STATED TASK: Starting at the beginning of the listing and stopping after the line containing "title-row: 检测鉴定业务范围一览表 bbox=[15, 12, 938, 45]", rewrite those lines with "pixel coordinates" replaced by "screen coordinates" and nothing else altered.

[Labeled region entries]

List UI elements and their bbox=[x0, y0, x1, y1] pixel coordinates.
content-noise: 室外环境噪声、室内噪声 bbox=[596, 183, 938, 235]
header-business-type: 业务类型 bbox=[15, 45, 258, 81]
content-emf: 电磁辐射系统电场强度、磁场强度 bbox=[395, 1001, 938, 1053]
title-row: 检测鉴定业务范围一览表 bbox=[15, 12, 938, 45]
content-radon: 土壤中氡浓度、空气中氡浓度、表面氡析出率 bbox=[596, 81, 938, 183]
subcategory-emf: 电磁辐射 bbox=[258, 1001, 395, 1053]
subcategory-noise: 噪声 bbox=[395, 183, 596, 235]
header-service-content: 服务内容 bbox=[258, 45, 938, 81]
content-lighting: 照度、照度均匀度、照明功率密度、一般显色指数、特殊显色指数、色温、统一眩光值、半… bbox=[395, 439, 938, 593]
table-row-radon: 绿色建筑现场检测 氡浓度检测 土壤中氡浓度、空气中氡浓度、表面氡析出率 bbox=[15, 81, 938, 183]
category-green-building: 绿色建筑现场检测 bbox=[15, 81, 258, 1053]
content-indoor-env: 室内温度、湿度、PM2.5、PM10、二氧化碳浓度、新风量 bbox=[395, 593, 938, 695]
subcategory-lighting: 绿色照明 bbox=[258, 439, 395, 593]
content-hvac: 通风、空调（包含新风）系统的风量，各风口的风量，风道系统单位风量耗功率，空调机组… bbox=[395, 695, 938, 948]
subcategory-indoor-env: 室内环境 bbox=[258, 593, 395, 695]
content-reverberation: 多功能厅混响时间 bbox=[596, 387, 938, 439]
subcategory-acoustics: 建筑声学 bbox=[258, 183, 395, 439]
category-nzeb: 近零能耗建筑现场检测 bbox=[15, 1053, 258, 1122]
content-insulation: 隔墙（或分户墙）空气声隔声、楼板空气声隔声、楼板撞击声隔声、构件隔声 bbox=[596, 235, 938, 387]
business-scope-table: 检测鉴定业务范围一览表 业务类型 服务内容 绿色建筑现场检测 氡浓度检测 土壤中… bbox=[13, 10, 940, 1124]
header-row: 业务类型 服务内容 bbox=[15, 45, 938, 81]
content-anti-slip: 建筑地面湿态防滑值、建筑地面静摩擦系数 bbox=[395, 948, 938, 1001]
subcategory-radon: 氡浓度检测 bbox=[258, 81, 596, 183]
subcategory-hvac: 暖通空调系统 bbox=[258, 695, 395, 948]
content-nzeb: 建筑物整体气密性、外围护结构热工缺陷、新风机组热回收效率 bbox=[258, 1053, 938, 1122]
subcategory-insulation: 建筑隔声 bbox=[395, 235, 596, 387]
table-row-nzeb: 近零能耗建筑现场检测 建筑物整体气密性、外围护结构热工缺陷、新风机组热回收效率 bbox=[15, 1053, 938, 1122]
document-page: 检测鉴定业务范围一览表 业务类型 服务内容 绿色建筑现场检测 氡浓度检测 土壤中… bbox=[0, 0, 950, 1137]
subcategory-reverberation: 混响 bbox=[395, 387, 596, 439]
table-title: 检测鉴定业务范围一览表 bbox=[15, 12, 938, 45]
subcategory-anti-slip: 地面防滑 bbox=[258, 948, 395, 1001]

THE COMPLETED TASK:
List UI elements and their bbox=[x0, y0, x1, y1] screen coordinates.
content-noise: 室外环境噪声、室内噪声 bbox=[596, 183, 938, 235]
header-business-type: 业务类型 bbox=[15, 45, 258, 81]
content-emf: 电磁辐射系统电场强度、磁场强度 bbox=[395, 1001, 938, 1053]
title-row: 检测鉴定业务范围一览表 bbox=[15, 12, 938, 45]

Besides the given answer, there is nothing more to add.